*What to do*. Set down every record once more, exactly as given.
-- START --
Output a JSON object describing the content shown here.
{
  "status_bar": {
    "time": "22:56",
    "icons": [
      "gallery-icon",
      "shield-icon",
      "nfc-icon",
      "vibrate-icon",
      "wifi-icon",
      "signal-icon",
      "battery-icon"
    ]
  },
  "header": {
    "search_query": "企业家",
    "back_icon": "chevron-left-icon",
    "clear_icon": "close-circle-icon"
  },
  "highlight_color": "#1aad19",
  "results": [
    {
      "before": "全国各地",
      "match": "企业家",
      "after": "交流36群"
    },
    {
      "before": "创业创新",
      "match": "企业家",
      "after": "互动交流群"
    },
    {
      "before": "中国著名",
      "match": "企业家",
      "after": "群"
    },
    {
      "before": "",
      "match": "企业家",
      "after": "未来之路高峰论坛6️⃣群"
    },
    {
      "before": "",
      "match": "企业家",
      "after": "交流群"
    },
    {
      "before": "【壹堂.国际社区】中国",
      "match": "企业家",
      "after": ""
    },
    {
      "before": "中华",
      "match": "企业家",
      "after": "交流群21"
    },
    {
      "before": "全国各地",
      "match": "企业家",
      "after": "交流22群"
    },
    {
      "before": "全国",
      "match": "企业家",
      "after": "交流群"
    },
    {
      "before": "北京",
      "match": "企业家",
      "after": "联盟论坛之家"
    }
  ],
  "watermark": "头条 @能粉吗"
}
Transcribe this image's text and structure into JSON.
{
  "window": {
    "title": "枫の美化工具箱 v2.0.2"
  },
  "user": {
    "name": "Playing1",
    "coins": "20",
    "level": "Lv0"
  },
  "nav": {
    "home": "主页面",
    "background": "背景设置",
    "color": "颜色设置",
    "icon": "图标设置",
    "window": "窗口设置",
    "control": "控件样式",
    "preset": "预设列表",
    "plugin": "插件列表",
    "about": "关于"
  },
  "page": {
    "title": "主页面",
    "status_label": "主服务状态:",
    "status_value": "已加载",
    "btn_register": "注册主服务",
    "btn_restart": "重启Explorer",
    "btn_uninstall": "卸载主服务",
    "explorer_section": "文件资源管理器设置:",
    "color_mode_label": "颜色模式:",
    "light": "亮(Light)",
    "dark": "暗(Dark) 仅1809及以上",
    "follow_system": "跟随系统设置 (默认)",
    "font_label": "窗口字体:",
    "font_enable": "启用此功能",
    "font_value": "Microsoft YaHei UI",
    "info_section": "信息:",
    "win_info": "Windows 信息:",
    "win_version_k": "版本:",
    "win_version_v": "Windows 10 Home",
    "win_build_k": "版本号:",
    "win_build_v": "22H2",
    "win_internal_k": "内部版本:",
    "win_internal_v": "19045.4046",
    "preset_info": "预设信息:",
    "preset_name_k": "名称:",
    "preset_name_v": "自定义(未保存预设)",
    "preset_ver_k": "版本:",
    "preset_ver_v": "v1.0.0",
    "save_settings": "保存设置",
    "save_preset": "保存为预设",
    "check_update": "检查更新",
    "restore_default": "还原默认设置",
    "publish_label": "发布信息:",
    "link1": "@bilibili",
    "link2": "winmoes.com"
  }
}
-- END --
*Full response*.
Output a JSON object describing the content shown here.
{
  "status_bar": {
    "time": "22:56",
    "icons": [
      "gallery-icon",
      "shield-icon",
      "nfc-icon",
      "vibrate-icon",
      "wifi-icon",
      "signal-icon",
      "battery-icon"
    ]
  },
  "header": {
    "search_query": "企业家",
    "back_icon": "chevron-left-icon",
    "clear_icon": "close-circle-icon"
  },
  "highlight_color": "#1aad19",
  "results": [
    {
      "before": "全国各地",
      "match": "企业家",
      "after": "交流36群"
    },
    {
      "before": "创业创新",
      "match": "企业家",
      "after": "互动交流群"
    },
    {
      "before": "中国著名",
      "match": "企业家",
      "after": "群"
    },
    {
      "before": "",
      "match": "企业家",
      "after": "未来之路高峰论坛6️⃣群"
    },
    {
      "before": "",
      "match": "企业家",
      "after": "交流群"
    },
    {
      "before": "【壹堂.国际社区】中国",
      "match": "企业家",
      "after": ""
    },
    {
      "before": "中华",
      "match": "企业家",
      "after": "交流群21"
    },
    {
      "before": "全国各地",
      "match": "企业家",
      "after": "交流22群"
    },
    {
      "before": "全国",
      "match": "企业家",
      "after": "交流群"
    },
    {
      "before": "北京",
      "match": "企业家",
      "after": "联盟论坛之家"
    }
  ],
  "watermark": "头条 @能粉吗"
}
Transcribe this image's text and structure into JSON.
{
  "window": {
    "title": "枫の美化工具箱 v2.0.2"
  },
  "user": {
    "name": "Playing1",
    "coins": "20",
    "level": "Lv0"
  },
  "nav": {
    "home": "主页面",
    "background": "背景设置",
    "color": "颜色设置",
    "icon": "图标设置",
    "window": "窗口设置",
    "control": "控件样式",
    "preset": "预设列表",
    "plugin": "插件列表",
    "about": "关于"
  },
  "page": {
    "title": "主页面",
    "status_label": "主服务状态:",
    "status_value": "已加载",
    "btn_register": "注册主服务",
    "btn_restart": "重启Explorer",
    "btn_uninstall": "卸载主服务",
    "explorer_section": "文件资源管理器设置:",
    "color_mode_label": "颜色模式:",
    "light": "亮(Light)",
    "dark": "暗(Dark) 仅1809及以上",
    "follow_system": "跟随系统设置 (默认)",
    "font_label": "窗口字体:",
    "font_enable": "启用此功能",
    "font_value": "Microsoft YaHei UI",
    "info_section": "信息:",
    "win_info": "Windows 信息:",
    "win_version_k": "版本:",
    "win_version_v": "Windows 10 Home",
    "win_build_k": "版本号:",
    "win_build_v": "22H2",
    "win_internal_k": "内部版本:",
    "win_internal_v": "19045.4046",
    "preset_info": "预设信息:",
    "preset_name_k": "名称:",
    "preset_name_v": "自定义(未保存预设)",
    "preset_ver_k": "版本:",
    "preset_ver_v": "v1.0.0",
    "save_settings": "保存设置",
    "save_preset": "保存为预设",
    "check_update": "检查更新",
    "restore_default": "还原默认设置",
    "publish_label": "发布信息:",
    "link1": "@bilibili",
    "link2": "winmoes.com"
  }
}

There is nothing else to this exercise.